What you will do:
Write out each line from the data below that includes the word "structure".

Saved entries

__________

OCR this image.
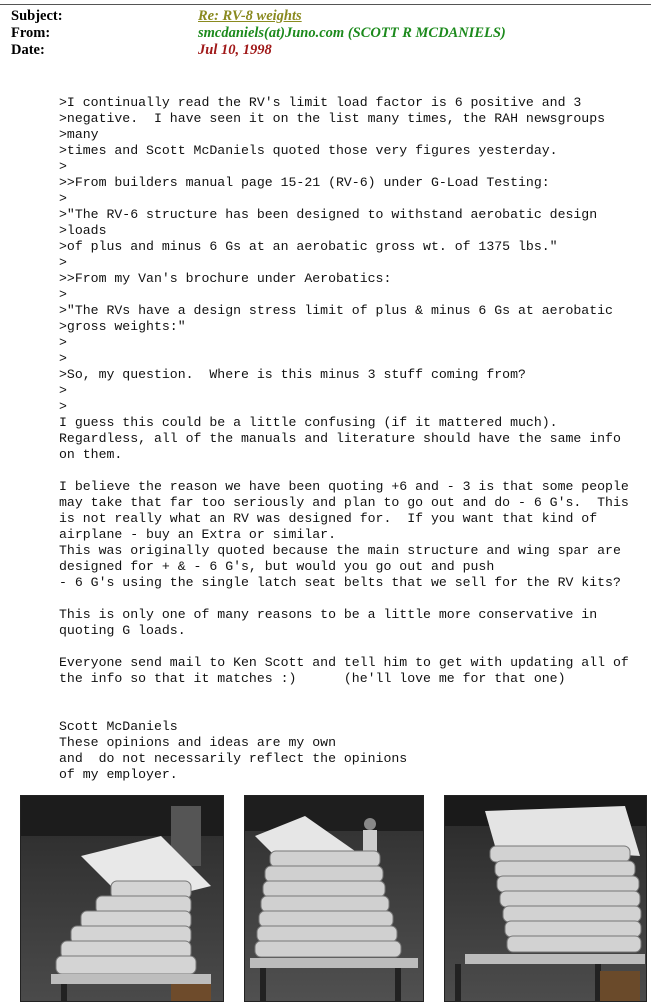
Subject:	Re: RV-8 weights
From:	smcdaniels(at)Juno.com (SCOTT R MCDANIELS)
Date:	Jul 10, 1998
>I continually read the RV's limit load factor is 6 positive and 3
>negative.  I have seen it on the list many times, the RAH newsgroups
>many
>times and Scott McDaniels quoted those very figures yesterday.
>
>>From builders manual page 15-21 (RV-6) under G-Load Testing:
>
>"The RV-6 structure has been designed to withstand aerobatic design
>loads
>of plus and minus 6 Gs at an aerobatic gross wt. of 1375 lbs."
>
>>From my Van's brochure under Aerobatics:
>
>"The RVs have a design stress limit of plus & minus 6 Gs at aerobatic
>gross weights:"
>
>
>So, my question.  Where is this minus 3 stuff coming from?
>
>
I guess this could be a little confusing (if it mattered much).
Regardless, all of the manuals and literature should have the same info
on them.
I believe the reason we have been quoting +6 and - 3 is that some people
may take that far too seriously and plan to go out and do - 6 G's.  This
is not really what an RV was designed for.  If you want that kind of
airplane - buy an Extra or similar.
This was originally quoted because the main structure and wing spar are
designed for + & - 6 G's, but would you go out and push
- 6 G's using the single latch seat belts that we sell for the RV kits?
This is only one of many reasons to be a little more conservative in
quoting G loads.
Everyone send mail to Ken Scott and tell him to get with updating all of
the info so that it matches :)      (he'll love me for that one)
Scott McDaniels
These opinions and ideas are my own
and  do not necessarily reflect the opinions
of my employer.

__________

Written response:
>"The RV-6 structure has been designed to withstand aerobatic design
This was originally quoted because the main structure and wing spar are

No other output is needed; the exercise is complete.